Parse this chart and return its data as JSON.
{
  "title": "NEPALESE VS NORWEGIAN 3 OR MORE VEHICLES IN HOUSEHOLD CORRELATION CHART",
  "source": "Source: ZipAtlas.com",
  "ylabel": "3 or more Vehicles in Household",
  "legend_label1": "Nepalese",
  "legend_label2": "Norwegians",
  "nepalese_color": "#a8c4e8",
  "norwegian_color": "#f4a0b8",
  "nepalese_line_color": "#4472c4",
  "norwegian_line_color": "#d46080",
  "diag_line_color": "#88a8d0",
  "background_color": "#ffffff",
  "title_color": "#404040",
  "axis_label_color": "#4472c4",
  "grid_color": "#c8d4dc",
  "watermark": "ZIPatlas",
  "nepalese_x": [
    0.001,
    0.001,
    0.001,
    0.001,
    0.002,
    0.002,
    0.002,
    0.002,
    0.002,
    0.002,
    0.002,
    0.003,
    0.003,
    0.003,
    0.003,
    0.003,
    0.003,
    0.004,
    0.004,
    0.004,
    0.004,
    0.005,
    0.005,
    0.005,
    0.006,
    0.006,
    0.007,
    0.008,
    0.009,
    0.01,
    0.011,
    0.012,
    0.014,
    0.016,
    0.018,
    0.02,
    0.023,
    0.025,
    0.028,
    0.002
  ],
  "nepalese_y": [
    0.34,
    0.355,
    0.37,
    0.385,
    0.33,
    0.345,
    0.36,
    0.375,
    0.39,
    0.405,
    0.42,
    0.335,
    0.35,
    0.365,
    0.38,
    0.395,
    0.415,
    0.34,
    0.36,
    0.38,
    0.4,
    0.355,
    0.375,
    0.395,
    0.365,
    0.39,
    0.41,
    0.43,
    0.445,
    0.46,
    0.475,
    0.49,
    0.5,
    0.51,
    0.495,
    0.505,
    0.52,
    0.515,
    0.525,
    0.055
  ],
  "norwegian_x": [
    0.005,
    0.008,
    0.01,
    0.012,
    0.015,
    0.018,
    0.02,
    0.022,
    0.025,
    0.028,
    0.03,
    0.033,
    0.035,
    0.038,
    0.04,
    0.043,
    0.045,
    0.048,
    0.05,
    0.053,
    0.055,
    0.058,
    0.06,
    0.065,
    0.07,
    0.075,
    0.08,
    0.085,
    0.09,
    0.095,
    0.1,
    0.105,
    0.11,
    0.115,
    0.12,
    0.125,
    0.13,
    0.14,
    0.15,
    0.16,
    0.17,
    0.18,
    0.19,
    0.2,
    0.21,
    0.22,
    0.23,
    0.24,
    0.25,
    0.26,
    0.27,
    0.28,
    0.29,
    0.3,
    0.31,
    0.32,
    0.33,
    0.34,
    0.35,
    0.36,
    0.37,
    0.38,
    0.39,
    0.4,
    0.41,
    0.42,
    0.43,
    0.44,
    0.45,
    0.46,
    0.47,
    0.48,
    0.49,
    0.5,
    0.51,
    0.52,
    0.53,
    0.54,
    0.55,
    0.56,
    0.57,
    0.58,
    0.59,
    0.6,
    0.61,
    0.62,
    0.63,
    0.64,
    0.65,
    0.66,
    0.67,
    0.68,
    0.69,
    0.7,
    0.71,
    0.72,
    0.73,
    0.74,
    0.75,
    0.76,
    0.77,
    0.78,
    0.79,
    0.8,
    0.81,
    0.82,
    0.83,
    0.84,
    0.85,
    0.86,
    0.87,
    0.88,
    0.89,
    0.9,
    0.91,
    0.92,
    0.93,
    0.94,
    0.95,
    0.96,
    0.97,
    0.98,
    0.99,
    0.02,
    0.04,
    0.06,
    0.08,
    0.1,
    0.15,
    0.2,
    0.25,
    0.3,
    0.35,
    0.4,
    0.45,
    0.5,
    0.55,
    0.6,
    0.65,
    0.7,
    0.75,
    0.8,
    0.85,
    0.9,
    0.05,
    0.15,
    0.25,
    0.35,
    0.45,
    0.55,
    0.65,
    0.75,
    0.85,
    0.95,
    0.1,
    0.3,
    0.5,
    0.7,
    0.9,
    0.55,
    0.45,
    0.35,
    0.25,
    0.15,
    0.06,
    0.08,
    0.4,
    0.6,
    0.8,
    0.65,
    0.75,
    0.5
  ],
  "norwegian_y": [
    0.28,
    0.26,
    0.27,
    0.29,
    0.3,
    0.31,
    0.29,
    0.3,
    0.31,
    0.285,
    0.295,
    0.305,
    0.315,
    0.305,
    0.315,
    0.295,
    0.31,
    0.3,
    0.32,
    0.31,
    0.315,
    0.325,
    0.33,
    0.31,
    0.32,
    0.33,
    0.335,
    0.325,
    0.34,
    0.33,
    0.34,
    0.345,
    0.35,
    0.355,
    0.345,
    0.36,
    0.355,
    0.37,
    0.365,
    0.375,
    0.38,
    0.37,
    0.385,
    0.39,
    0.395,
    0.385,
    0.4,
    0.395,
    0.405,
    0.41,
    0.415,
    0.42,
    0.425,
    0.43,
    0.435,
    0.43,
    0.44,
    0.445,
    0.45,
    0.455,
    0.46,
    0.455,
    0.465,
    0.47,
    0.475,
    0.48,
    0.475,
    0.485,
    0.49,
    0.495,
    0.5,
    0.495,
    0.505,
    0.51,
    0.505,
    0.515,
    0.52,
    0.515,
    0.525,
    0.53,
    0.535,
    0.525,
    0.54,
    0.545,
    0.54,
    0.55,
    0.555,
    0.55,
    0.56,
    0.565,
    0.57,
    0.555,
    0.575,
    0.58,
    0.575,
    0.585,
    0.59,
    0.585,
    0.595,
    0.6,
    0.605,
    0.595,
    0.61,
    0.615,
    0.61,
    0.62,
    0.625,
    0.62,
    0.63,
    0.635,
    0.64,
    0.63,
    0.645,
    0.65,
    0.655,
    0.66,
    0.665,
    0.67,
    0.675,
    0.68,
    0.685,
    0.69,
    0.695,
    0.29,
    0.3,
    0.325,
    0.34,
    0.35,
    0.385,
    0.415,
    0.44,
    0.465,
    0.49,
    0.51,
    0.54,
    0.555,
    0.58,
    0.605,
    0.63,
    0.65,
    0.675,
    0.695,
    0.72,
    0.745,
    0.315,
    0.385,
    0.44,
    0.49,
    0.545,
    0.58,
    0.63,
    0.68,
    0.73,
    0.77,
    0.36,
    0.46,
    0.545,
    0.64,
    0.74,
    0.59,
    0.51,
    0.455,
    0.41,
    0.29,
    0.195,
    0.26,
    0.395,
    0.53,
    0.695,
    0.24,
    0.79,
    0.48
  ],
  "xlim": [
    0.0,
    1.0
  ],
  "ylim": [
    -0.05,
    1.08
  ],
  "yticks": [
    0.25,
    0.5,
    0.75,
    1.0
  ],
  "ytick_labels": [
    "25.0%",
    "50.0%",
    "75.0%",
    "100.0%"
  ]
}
=-=-=
* _Exercise aim_
Word for word, write out the data.

* _Task output_
Parse this chart and return its data as JSON.
{
  "title": "NEPALESE VS NORWEGIAN 3 OR MORE VEHICLES IN HOUSEHOLD CORRELATION CHART",
  "source": "Source: ZipAtlas.com",
  "ylabel": "3 or more Vehicles in Household",
  "legend_label1": "Nepalese",
  "legend_label2": "Norwegians",
  "nepalese_color": "#a8c4e8",
  "norwegian_color": "#f4a0b8",
  "nepalese_line_color": "#4472c4",
  "norwegian_line_color": "#d46080",
  "diag_line_color": "#88a8d0",
  "background_color": "#ffffff",
  "title_color": "#404040",
  "axis_label_color": "#4472c4",
  "grid_color": "#c8d4dc",
  "watermark": "ZIPatlas",
  "nepalese_x": [
    0.001,
    0.001,
    0.001,
    0.001,
    0.002,
    0.002,
    0.002,
    0.002,
    0.002,
    0.002,
    0.002,
    0.003,
    0.003,
    0.003,
    0.003,
    0.003,
    0.003,
    0.004,
    0.004,
    0.004,
    0.004,
    0.005,
    0.005,
    0.005,
    0.006,
    0.006,
    0.007,
    0.008,
    0.009,
    0.01,
    0.011,
    0.012,
    0.014,
    0.016,
    0.018,
    0.02,
    0.023,
    0.025,
    0.028,
    0.002
  ],
  "nepalese_y": [
    0.34,
    0.355,
    0.37,
    0.385,
    0.33,
    0.345,
    0.36,
    0.375,
    0.39,
    0.405,
    0.42,
    0.335,
    0.35,
    0.365,
    0.38,
    0.395,
    0.415,
    0.34,
    0.36,
    0.38,
    0.4,
    0.355,
    0.375,
    0.395,
    0.365,
    0.39,
    0.41,
    0.43,
    0.445,
    0.46,
    0.475,
    0.49,
    0.5,
    0.51,
    0.495,
    0.505,
    0.52,
    0.515,
    0.525,
    0.055
  ],
  "norwegian_x": [
    0.005,
    0.008,
    0.01,
    0.012,
    0.015,
    0.018,
    0.02,
    0.022,
    0.025,
    0.028,
    0.03,
    0.033,
    0.035,
    0.038,
    0.04,
    0.043,
    0.045,
    0.048,
    0.05,
    0.053,
    0.055,
    0.058,
    0.06,
    0.065,
    0.07,
    0.075,
    0.08,
    0.085,
    0.09,
    0.095,
    0.1,
    0.105,
    0.11,
    0.115,
    0.12,
    0.125,
    0.13,
    0.14,
    0.15,
    0.16,
    0.17,
    0.18,
    0.19,
    0.2,
    0.21,
    0.22,
    0.23,
    0.24,
    0.25,
    0.26,
    0.27,
    0.28,
    0.29,
    0.3,
    0.31,
    0.32,
    0.33,
    0.34,
    0.35,
    0.36,
    0.37,
    0.38,
    0.39,
    0.4,
    0.41,
    0.42,
    0.43,
    0.44,
    0.45,
    0.46,
    0.47,
    0.48,
    0.49,
    0.5,
    0.51,
    0.52,
    0.53,
    0.54,
    0.55,
    0.56,
    0.57,
    0.58,
    0.59,
    0.6,
    0.61,
    0.62,
    0.63,
    0.64,
    0.65,
    0.66,
    0.67,
    0.68,
    0.69,
    0.7,
    0.71,
    0.72,
    0.73,
    0.74,
    0.75,
    0.76,
    0.77,
    0.78,
    0.79,
    0.8,
    0.81,
    0.82,
    0.83,
    0.84,
    0.85,
    0.86,
    0.87,
    0.88,
    0.89,
    0.9,
    0.91,
    0.92,
    0.93,
    0.94,
    0.95,
    0.96,
    0.97,
    0.98,
    0.99,
    0.02,
    0.04,
    0.06,
    0.08,
    0.1,
    0.15,
    0.2,
    0.25,
    0.3,
    0.35,
    0.4,
    0.45,
    0.5,
    0.55,
    0.6,
    0.65,
    0.7,
    0.75,
    0.8,
    0.85,
    0.9,
    0.05,
    0.15,
    0.25,
    0.35,
    0.45,
    0.55,
    0.65,
    0.75,
    0.85,
    0.95,
    0.1,
    0.3,
    0.5,
    0.7,
    0.9,
    0.55,
    0.45,
    0.35,
    0.25,
    0.15,
    0.06,
    0.08,
    0.4,
    0.6,
    0.8,
    0.65,
    0.75,
    0.5
  ],
  "norwegian_y": [
    0.28,
    0.26,
    0.27,
    0.29,
    0.3,
    0.31,
    0.29,
    0.3,
    0.31,
    0.285,
    0.295,
    0.305,
    0.315,
    0.305,
    0.315,
    0.295,
    0.31,
    0.3,
    0.32,
    0.31,
    0.315,
    0.325,
    0.33,
    0.31,
    0.32,
    0.33,
    0.335,
    0.325,
    0.34,
    0.33,
    0.34,
    0.345,
    0.35,
    0.355,
    0.345,
    0.36,
    0.355,
    0.37,
    0.365,
    0.375,
    0.38,
    0.37,
    0.385,
    0.39,
    0.395,
    0.385,
    0.4,
    0.395,
    0.405,
    0.41,
    0.415,
    0.42,
    0.425,
    0.43,
    0.435,
    0.43,
    0.44,
    0.445,
    0.45,
    0.455,
    0.46,
    0.455,
    0.465,
    0.47,
    0.475,
    0.48,
    0.475,
    0.485,
    0.49,
    0.495,
    0.5,
    0.495,
    0.505,
    0.51,
    0.505,
    0.515,
    0.52,
    0.515,
    0.525,
    0.53,
    0.535,
    0.525,
    0.54,
    0.545,
    0.54,
    0.55,
    0.555,
    0.55,
    0.56,
    0.565,
    0.57,
    0.555,
    0.575,
    0.58,
    0.575,
    0.585,
    0.59,
    0.585,
    0.595,
    0.6,
    0.605,
    0.595,
    0.61,
    0.615,
    0.61,
    0.62,
    0.625,
    0.62,
    0.63,
    0.635,
    0.64,
    0.63,
    0.645,
    0.65,
    0.655,
    0.66,
    0.665,
    0.67,
    0.675,
    0.68,
    0.685,
    0.69,
    0.695,
    0.29,
    0.3,
    0.325,
    0.34,
    0.35,
    0.385,
    0.415,
    0.44,
    0.465,
    0.49,
    0.51,
    0.54,
    0.555,
    0.58,
    0.605,
    0.63,
    0.65,
    0.675,
    0.695,
    0.72,
    0.745,
    0.315,
    0.385,
    0.44,
    0.49,
    0.545,
    0.58,
    0.63,
    0.68,
    0.73,
    0.77,
    0.36,
    0.46,
    0.545,
    0.64,
    0.74,
    0.59,
    0.51,
    0.455,
    0.41,
    0.29,
    0.195,
    0.26,
    0.395,
    0.53,
    0.695,
    0.24,
    0.79,
    0.48
  ],
  "xlim": [
    0.0,
    1.0
  ],
  "ylim": [
    -0.05,
    1.08
  ],
  "yticks": [
    0.25,
    0.5,
    0.75,
    1.0
  ],
  "ytick_labels": [
    "25.0%",
    "50.0%",
    "75.0%",
    "100.0%"
  ]
}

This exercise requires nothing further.